Source records:
========

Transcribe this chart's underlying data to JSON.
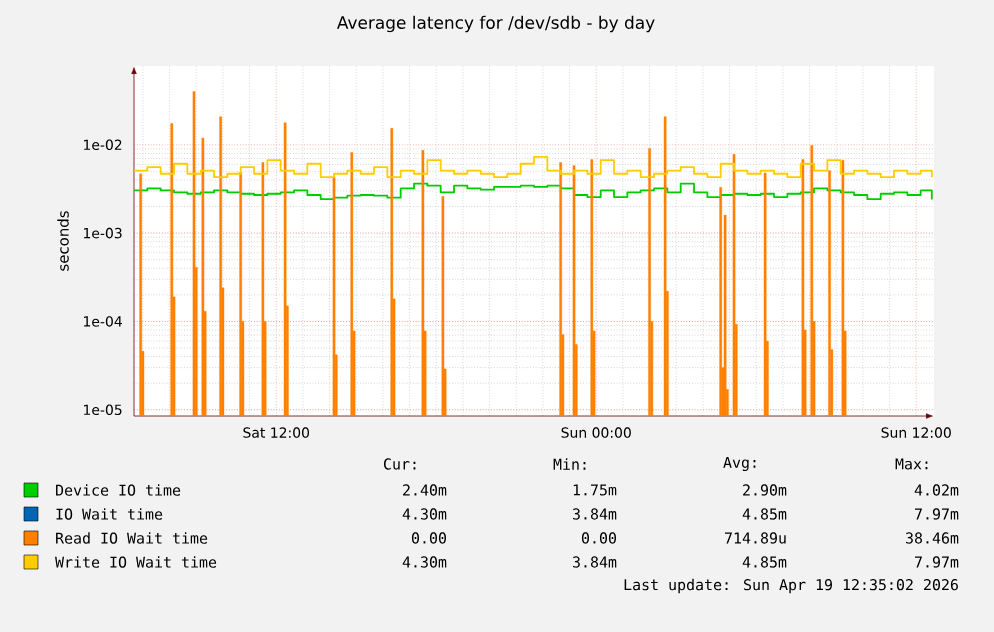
{
  "chart_data": {
    "type": "step",
    "title": "Average latency for /dev/sdb - by day",
    "ylabel": "seconds",
    "log": "y",
    "grid": true,
    "legend": "bottom",
    "xlim": [
      "2026-04-18T06:40",
      "2026-04-19T12:40"
    ],
    "xticks": [
      {
        "value": "2026-04-18T12:00",
        "label": "Sat 12:00"
      },
      {
        "value": "2026-04-19T00:00",
        "label": "Sun 00:00"
      },
      {
        "value": "2026-04-19T12:00",
        "label": "Sun 12:00"
      }
    ],
    "ylim": [
      8.5e-06,
      0.078
    ],
    "yticks": [
      {
        "value": 1e-05,
        "label": "1e-05"
      },
      {
        "value": 0.0001,
        "label": "1e-04"
      },
      {
        "value": 0.001,
        "label": "1e-03"
      },
      {
        "value": 0.01,
        "label": "1e-02"
      }
    ],
    "x": [
      "2026-04-18T06:40",
      "2026-04-18T07:10",
      "2026-04-18T07:40",
      "2026-04-18T08:10",
      "2026-04-18T08:40",
      "2026-04-18T09:10",
      "2026-04-18T09:40",
      "2026-04-18T10:10",
      "2026-04-18T10:40",
      "2026-04-18T11:10",
      "2026-04-18T11:40",
      "2026-04-18T12:10",
      "2026-04-18T12:40",
      "2026-04-18T13:10",
      "2026-04-18T13:40",
      "2026-04-18T14:10",
      "2026-04-18T14:40",
      "2026-04-18T15:10",
      "2026-04-18T15:40",
      "2026-04-18T16:10",
      "2026-04-18T16:40",
      "2026-04-18T17:10",
      "2026-04-18T17:40",
      "2026-04-18T18:10",
      "2026-04-18T18:40",
      "2026-04-18T19:10",
      "2026-04-18T19:40",
      "2026-04-18T20:10",
      "2026-04-18T20:40",
      "2026-04-18T21:10",
      "2026-04-18T21:40",
      "2026-04-18T22:10",
      "2026-04-18T22:40",
      "2026-04-18T23:10",
      "2026-04-18T23:40",
      "2026-04-19T00:10",
      "2026-04-19T00:40",
      "2026-04-19T01:10",
      "2026-04-19T01:40",
      "2026-04-19T02:10",
      "2026-04-19T02:40",
      "2026-04-19T03:10",
      "2026-04-19T03:40",
      "2026-04-19T04:10",
      "2026-04-19T04:40",
      "2026-04-19T05:10",
      "2026-04-19T05:40",
      "2026-04-19T06:10",
      "2026-04-19T06:40",
      "2026-04-19T07:10",
      "2026-04-19T07:40",
      "2026-04-19T08:10",
      "2026-04-19T08:40",
      "2026-04-19T09:10",
      "2026-04-19T09:40",
      "2026-04-19T10:10",
      "2026-04-19T10:40",
      "2026-04-19T11:10",
      "2026-04-19T11:40",
      "2026-04-19T12:10",
      "2026-04-19T12:35"
    ],
    "series": [
      {
        "name": "Device IO time",
        "color": "#00cc00",
        "values": [
          0.00305,
          0.00321,
          0.00305,
          0.00289,
          0.00279,
          0.00289,
          0.00305,
          0.00289,
          0.00279,
          0.0027,
          0.00279,
          0.00289,
          0.00305,
          0.0027,
          0.00243,
          0.00252,
          0.00265,
          0.0027,
          0.00265,
          0.00252,
          0.00321,
          0.00363,
          0.00344,
          0.00289,
          0.00344,
          0.00321,
          0.0031,
          0.00333,
          0.00333,
          0.00344,
          0.00333,
          0.00344,
          0.00321,
          0.0027,
          0.00256,
          0.00305,
          0.00256,
          0.00289,
          0.00305,
          0.00321,
          0.00289,
          0.00363,
          0.00289,
          0.00256,
          0.0027,
          0.00279,
          0.0027,
          0.00279,
          0.00256,
          0.00279,
          0.00289,
          0.00321,
          0.00305,
          0.00289,
          0.0027,
          0.00243,
          0.00279,
          0.00289,
          0.0027,
          0.00305,
          0.0024
        ]
      },
      {
        "name": "IO Wait time",
        "color": "#0066b3",
        "values": [
          null,
          null,
          null,
          null,
          null,
          null,
          null,
          null,
          null,
          null,
          null,
          null,
          null,
          null,
          null,
          null,
          null,
          null,
          null,
          null,
          null,
          null,
          null,
          null,
          null,
          null,
          null,
          null,
          null,
          null,
          null,
          null,
          null,
          null,
          null,
          null,
          null,
          null,
          null,
          null,
          null,
          null,
          null,
          null,
          null,
          null,
          null,
          null,
          null,
          null,
          null,
          null,
          null,
          null,
          null,
          null,
          null,
          null,
          null,
          null,
          null
        ]
      },
      {
        "name": "Read IO Wait time",
        "color": "#ff8000",
        "type": "bar",
        "x": [
          "2026-04-18T06:55",
          "2026-04-18T07:00",
          "2026-04-18T08:05",
          "2026-04-18T08:10",
          "2026-04-18T08:55",
          "2026-04-18T09:00",
          "2026-04-18T09:15",
          "2026-04-18T09:20",
          "2026-04-18T09:55",
          "2026-04-18T10:00",
          "2026-04-18T10:40",
          "2026-04-18T10:45",
          "2026-04-18T11:30",
          "2026-04-18T11:35",
          "2026-04-18T12:20",
          "2026-04-18T12:25",
          "2026-04-18T14:10",
          "2026-04-18T14:15",
          "2026-04-18T14:50",
          "2026-04-18T14:55",
          "2026-04-18T16:20",
          "2026-04-18T16:25",
          "2026-04-18T17:30",
          "2026-04-18T17:35",
          "2026-04-18T18:15",
          "2026-04-18T18:20",
          "2026-04-18T22:40",
          "2026-04-18T22:45",
          "2026-04-18T23:10",
          "2026-04-18T23:15",
          "2026-04-18T23:50",
          "2026-04-18T23:55",
          "2026-04-19T02:00",
          "2026-04-19T02:05",
          "2026-04-19T02:35",
          "2026-04-19T02:40",
          "2026-04-19T04:40",
          "2026-04-19T04:45",
          "2026-04-19T04:50",
          "2026-04-19T04:55",
          "2026-04-19T05:10",
          "2026-04-19T05:15",
          "2026-04-19T06:20",
          "2026-04-19T06:25",
          "2026-04-19T07:45",
          "2026-04-19T07:50",
          "2026-04-19T08:05",
          "2026-04-19T08:10",
          "2026-04-19T08:45",
          "2026-04-19T08:50",
          "2026-04-19T09:15",
          "2026-04-19T09:20"
        ],
        "values": [
          0.0047,
          4.6e-05,
          0.0174,
          0.00019,
          0.04,
          0.00041,
          0.0119,
          0.00013,
          0.0208,
          0.00024,
          0.0049,
          0.0001,
          0.0063,
          0.0001,
          0.0178,
          0.00015,
          0.0043,
          4.2e-05,
          0.0082,
          7.8e-05,
          0.0154,
          0.00018,
          0.0087,
          7.8e-05,
          0.0026,
          2.9e-05,
          0.0063,
          7.1e-05,
          0.0058,
          5.5e-05,
          0.0068,
          7.8e-05,
          0.0091,
          0.0001,
          0.0208,
          0.00022,
          0.0033,
          3e-05,
          0.0016,
          1.7e-05,
          0.0078,
          9.3e-05,
          0.0048,
          6e-05,
          0.0068,
          8e-05,
          0.0098,
          0.0001,
          0.0051,
          4.8e-05,
          0.0067,
          7.8e-05
        ]
      },
      {
        "name": "Write IO Wait time",
        "color": "#ffcc00",
        "values": [
          0.0051,
          0.0056,
          0.0047,
          0.0061,
          0.0047,
          0.0051,
          0.0043,
          0.0047,
          0.0056,
          0.0047,
          0.0067,
          0.0051,
          0.0047,
          0.0061,
          0.0043,
          0.0047,
          0.0051,
          0.0047,
          0.0056,
          0.0043,
          0.0051,
          0.0047,
          0.0067,
          0.0051,
          0.0047,
          0.0051,
          0.0047,
          0.0043,
          0.0047,
          0.0061,
          0.0073,
          0.0051,
          0.0047,
          0.0051,
          0.0047,
          0.0067,
          0.0047,
          0.0051,
          0.0043,
          0.0047,
          0.0051,
          0.0056,
          0.0047,
          0.0043,
          0.0061,
          0.0051,
          0.0047,
          0.0051,
          0.0047,
          0.0043,
          0.0061,
          0.0051,
          0.0067,
          0.0047,
          0.0051,
          0.0047,
          0.0043,
          0.0051,
          0.0047,
          0.0051,
          0.0043
        ]
      }
    ],
    "annotations": [
      "Cur:",
      "Min:",
      "Avg:",
      "Max:",
      "2.40m",
      "1.75m",
      "2.90m",
      "4.02m",
      "4.30m",
      "3.84m",
      "4.85m",
      "7.97m",
      "0.00",
      "0.00",
      "714.89u",
      "38.46m",
      "4.30m",
      "3.84m",
      "4.85m",
      "7.97m",
      "Last update:  Sun Apr 19 12:35:02 2026"
    ]
  }
}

========

* Problem to solve
Check every line for "time" and show the ones that have it.

* Answer for the task
        "name": "Device IO time",
        "name": "IO Wait time",
        "name": "Read IO Wait time",
        "name": "Write IO Wait time",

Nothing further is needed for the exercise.